WHAT YOU SHOULD DO -
Transcribe all the entries word for word, omitting any pictures they contain.

(Stored entries)
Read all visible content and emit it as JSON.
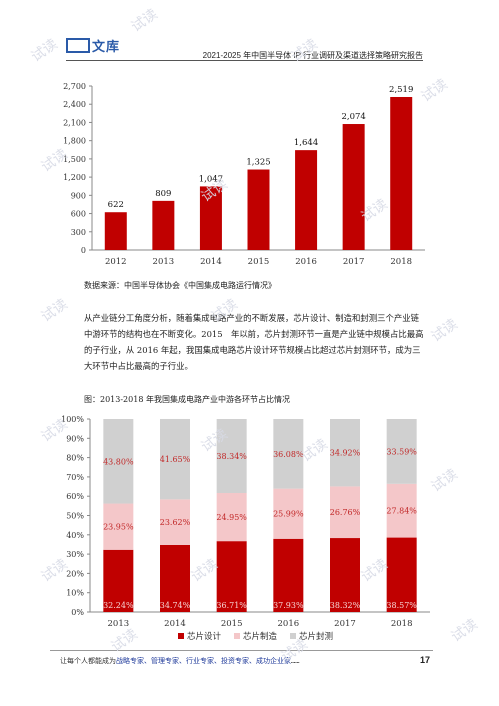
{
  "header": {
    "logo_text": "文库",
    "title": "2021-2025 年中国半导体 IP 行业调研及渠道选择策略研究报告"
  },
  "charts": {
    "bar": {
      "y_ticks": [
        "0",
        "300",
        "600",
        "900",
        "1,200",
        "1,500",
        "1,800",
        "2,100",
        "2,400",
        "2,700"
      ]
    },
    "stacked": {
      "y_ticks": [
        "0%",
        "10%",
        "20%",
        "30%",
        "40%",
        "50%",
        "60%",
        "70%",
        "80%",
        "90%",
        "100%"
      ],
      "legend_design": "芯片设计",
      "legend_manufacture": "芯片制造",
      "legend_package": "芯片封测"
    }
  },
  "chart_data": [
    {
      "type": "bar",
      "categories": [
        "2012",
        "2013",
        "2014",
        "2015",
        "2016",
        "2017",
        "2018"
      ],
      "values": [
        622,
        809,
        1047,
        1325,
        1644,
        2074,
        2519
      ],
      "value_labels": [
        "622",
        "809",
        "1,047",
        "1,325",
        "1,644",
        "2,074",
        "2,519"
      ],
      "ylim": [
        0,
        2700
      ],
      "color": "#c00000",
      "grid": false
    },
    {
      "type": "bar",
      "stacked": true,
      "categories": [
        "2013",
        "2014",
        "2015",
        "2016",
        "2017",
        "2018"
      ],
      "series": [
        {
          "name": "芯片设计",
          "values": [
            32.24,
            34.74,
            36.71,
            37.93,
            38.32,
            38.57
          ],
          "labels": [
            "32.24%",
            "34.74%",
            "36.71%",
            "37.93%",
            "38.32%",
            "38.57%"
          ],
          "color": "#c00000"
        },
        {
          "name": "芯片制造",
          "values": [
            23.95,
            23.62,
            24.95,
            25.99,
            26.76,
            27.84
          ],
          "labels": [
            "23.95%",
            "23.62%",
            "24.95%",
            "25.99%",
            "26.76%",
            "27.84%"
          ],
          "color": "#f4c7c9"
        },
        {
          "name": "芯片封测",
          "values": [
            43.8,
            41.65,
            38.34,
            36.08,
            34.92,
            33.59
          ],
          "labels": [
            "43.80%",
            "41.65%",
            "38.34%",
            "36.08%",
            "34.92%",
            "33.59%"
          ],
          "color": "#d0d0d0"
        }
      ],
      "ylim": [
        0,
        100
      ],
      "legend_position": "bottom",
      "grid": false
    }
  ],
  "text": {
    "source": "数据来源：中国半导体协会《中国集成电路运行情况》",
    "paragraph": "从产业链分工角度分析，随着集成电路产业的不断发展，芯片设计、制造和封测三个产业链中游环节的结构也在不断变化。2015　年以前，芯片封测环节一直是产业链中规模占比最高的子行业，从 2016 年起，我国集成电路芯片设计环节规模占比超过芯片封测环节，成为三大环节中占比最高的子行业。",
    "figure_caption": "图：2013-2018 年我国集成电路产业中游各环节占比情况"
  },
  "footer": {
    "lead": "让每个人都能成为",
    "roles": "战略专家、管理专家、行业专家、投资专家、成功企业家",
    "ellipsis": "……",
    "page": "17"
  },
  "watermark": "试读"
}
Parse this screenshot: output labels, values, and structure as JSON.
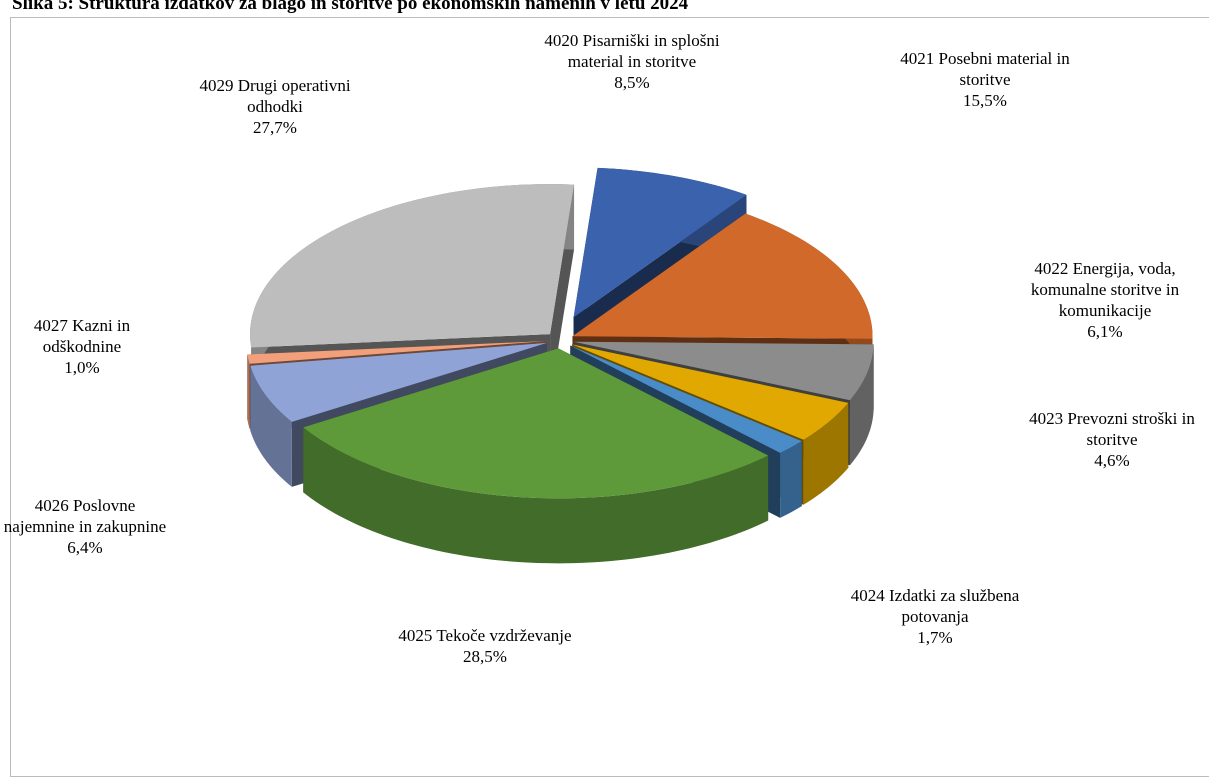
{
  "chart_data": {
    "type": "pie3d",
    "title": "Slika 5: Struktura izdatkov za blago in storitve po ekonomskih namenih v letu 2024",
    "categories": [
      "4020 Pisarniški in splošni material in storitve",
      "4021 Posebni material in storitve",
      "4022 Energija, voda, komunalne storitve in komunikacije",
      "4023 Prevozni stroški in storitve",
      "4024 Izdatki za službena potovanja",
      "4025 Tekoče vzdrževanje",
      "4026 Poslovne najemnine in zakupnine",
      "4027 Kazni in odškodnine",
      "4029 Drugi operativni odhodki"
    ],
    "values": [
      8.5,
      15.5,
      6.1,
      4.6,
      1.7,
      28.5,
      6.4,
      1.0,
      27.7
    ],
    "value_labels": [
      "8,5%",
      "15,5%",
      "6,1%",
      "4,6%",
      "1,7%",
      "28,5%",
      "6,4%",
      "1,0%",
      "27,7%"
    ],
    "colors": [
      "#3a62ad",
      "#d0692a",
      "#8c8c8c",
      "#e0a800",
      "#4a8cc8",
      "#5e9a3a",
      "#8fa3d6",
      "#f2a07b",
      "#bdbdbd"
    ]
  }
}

SOLUTION -
Read all visible content and emit it as JSON.
{
  "header": {
    "logo_text": "文库",
    "title": "2021-2025 年中国半导体 IP 行业调研及渠道选择策略研究报告"
  },
  "charts": {
    "bar": {
      "y_ticks": [
        "0",
        "300",
        "600",
        "900",
        "1,200",
        "1,500",
        "1,800",
        "2,100",
        "2,400",
        "2,700"
      ]
    },
    "stacked": {
      "y_ticks": [
        "0%",
        "10%",
        "20%",
        "30%",
        "40%",
        "50%",
        "60%",
        "70%",
        "80%",
        "90%",
        "100%"
      ],
      "legend_design": "芯片设计",
      "legend_manufacture": "芯片制造",
      "legend_package": "芯片封测"
    }
  },
  "chart_data": [
    {
      "type": "bar",
      "categories": [
        "2012",
        "2013",
        "2014",
        "2015",
        "2016",
        "2017",
        "2018"
      ],
      "values": [
        622,
        809,
        1047,
        1325,
        1644,
        2074,
        2519
      ],
      "value_labels": [
        "622",
        "809",
        "1,047",
        "1,325",
        "1,644",
        "2,074",
        "2,519"
      ],
      "ylim": [
        0,
        2700
      ],
      "color": "#c00000",
      "grid": false
    },
    {
      "type": "bar",
      "stacked": true,
      "categories": [
        "2013",
        "2014",
        "2015",
        "2016",
        "2017",
        "2018"
      ],
      "series": [
        {
          "name": "芯片设计",
          "values": [
            32.24,
            34.74,
            36.71,
            37.93,
            38.32,
            38.57
          ],
          "labels": [
            "32.24%",
            "34.74%",
            "36.71%",
            "37.93%",
            "38.32%",
            "38.57%"
          ],
          "color": "#c00000"
        },
        {
          "name": "芯片制造",
          "values": [
            23.95,
            23.62,
            24.95,
            25.99,
            26.76,
            27.84
          ],
          "labels": [
            "23.95%",
            "23.62%",
            "24.95%",
            "25.99%",
            "26.76%",
            "27.84%"
          ],
          "color": "#f4c7c9"
        },
        {
          "name": "芯片封测",
          "values": [
            43.8,
            41.65,
            38.34,
            36.08,
            34.92,
            33.59
          ],
          "labels": [
            "43.80%",
            "41.65%",
            "38.34%",
            "36.08%",
            "34.92%",
            "33.59%"
          ],
          "color": "#d0d0d0"
        }
      ],
      "ylim": [
        0,
        100
      ],
      "legend_position": "bottom",
      "grid": false
    }
  ],
  "text": {
    "source": "数据来源：中国半导体协会《中国集成电路运行情况》",
    "paragraph": "从产业链分工角度分析，随着集成电路产业的不断发展，芯片设计、制造和封测三个产业链中游环节的结构也在不断变化。2015　年以前，芯片封测环节一直是产业链中规模占比最高的子行业，从 2016 年起，我国集成电路芯片设计环节规模占比超过芯片封测环节，成为三大环节中占比最高的子行业。",
    "figure_caption": "图：2013-2018 年我国集成电路产业中游各环节占比情况"
  },
  "footer": {
    "lead": "让每个人都能成为",
    "roles": "战略专家、管理专家、行业专家、投资专家、成功企业家",
    "ellipsis": "……",
    "page": "17"
  },
  "watermark": "试读"
}
Parse this screenshot: output labels, values, and structure as JSON.
{
  "chart_data": {
    "type": "pie3d",
    "title": "Slika 5: Struktura izdatkov za blago in storitve po ekonomskih namenih v letu 2024",
    "categories": [
      "4020 Pisarniški in splošni material in storitve",
      "4021 Posebni material in storitve",
      "4022 Energija, voda, komunalne storitve in komunikacije",
      "4023 Prevozni stroški in storitve",
      "4024 Izdatki za službena potovanja",
      "4025 Tekoče vzdrževanje",
      "4026 Poslovne najemnine in zakupnine",
      "4027 Kazni in odškodnine",
      "4029 Drugi operativni odhodki"
    ],
    "values": [
      8.5,
      15.5,
      6.1,
      4.6,
      1.7,
      28.5,
      6.4,
      1.0,
      27.7
    ],
    "value_labels": [
      "8,5%",
      "15,5%",
      "6,1%",
      "4,6%",
      "1,7%",
      "28,5%",
      "6,4%",
      "1,0%",
      "27,7%"
    ],
    "colors": [
      "#3a62ad",
      "#d0692a",
      "#8c8c8c",
      "#e0a800",
      "#4a8cc8",
      "#5e9a3a",
      "#8fa3d6",
      "#f2a07b",
      "#bdbdbd"
    ]
  }
}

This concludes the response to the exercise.